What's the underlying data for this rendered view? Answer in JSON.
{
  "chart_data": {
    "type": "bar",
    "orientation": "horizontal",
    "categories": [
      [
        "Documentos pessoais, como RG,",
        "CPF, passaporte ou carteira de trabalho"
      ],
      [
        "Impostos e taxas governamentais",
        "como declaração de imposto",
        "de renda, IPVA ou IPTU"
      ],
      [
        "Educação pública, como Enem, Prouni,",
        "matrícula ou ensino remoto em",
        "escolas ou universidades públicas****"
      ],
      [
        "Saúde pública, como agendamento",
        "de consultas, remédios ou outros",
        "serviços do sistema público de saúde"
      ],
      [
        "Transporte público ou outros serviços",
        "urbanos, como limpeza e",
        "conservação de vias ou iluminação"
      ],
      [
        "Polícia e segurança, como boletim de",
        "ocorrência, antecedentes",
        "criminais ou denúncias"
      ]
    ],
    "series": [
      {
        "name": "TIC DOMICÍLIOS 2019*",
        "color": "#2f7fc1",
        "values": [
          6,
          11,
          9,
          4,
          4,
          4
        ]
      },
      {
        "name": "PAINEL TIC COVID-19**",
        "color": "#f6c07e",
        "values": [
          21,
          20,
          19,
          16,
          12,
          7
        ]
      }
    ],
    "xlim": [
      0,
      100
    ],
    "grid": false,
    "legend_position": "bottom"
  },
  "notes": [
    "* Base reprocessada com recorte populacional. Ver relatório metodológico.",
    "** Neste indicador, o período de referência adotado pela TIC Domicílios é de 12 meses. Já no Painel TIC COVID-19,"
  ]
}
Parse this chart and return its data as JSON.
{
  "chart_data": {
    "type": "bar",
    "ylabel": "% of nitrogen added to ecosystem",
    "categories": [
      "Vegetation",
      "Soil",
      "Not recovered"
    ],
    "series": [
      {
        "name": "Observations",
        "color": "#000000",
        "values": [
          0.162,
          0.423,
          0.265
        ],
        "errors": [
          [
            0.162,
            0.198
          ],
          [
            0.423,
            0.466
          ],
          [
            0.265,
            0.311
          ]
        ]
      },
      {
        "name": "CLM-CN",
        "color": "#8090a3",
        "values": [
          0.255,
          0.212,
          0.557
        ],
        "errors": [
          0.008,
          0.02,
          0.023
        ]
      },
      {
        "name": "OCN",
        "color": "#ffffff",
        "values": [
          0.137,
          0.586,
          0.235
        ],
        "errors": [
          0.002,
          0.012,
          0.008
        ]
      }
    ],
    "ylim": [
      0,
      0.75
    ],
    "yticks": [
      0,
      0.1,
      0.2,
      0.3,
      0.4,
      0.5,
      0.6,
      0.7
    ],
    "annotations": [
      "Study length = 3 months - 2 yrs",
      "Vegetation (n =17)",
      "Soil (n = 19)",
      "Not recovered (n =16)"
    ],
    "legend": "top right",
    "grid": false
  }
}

Task to carry out: Print from the line containing "Parse this chart and return its data as JSON." to the last line above, exactly as written.

Finished answer:
Parse this chart and return its data as JSON.
{
  "chart_data": {
    "type": "bar",
    "ylabel": "% of nitrogen added to ecosystem",
    "categories": [
      "Vegetation",
      "Soil",
      "Not recovered"
    ],
    "series": [
      {
        "name": "Observations",
        "color": "#000000",
        "values": [
          0.162,
          0.423,
          0.265
        ],
        "errors": [
          [
            0.162,
            0.198
          ],
          [
            0.423,
            0.466
          ],
          [
            0.265,
            0.311
          ]
        ]
      },
      {
        "name": "CLM-CN",
        "color": "#8090a3",
        "values": [
          0.255,
          0.212,
          0.557
        ],
        "errors": [
          0.008,
          0.02,
          0.023
        ]
      },
      {
        "name": "OCN",
        "color": "#ffffff",
        "values": [
          0.137,
          0.586,
          0.235
        ],
        "errors": [
          0.002,
          0.012,
          0.008
        ]
      }
    ],
    "ylim": [
      0,
      0.75
    ],
    "yticks": [
      0,
      0.1,
      0.2,
      0.3,
      0.4,
      0.5,
      0.6,
      0.7
    ],
    "annotations": [
      "Study length = 3 months - 2 yrs",
      "Vegetation (n =17)",
      "Soil (n = 19)",
      "Not recovered (n =16)"
    ],
    "legend": "top right",
    "grid": false
  }
}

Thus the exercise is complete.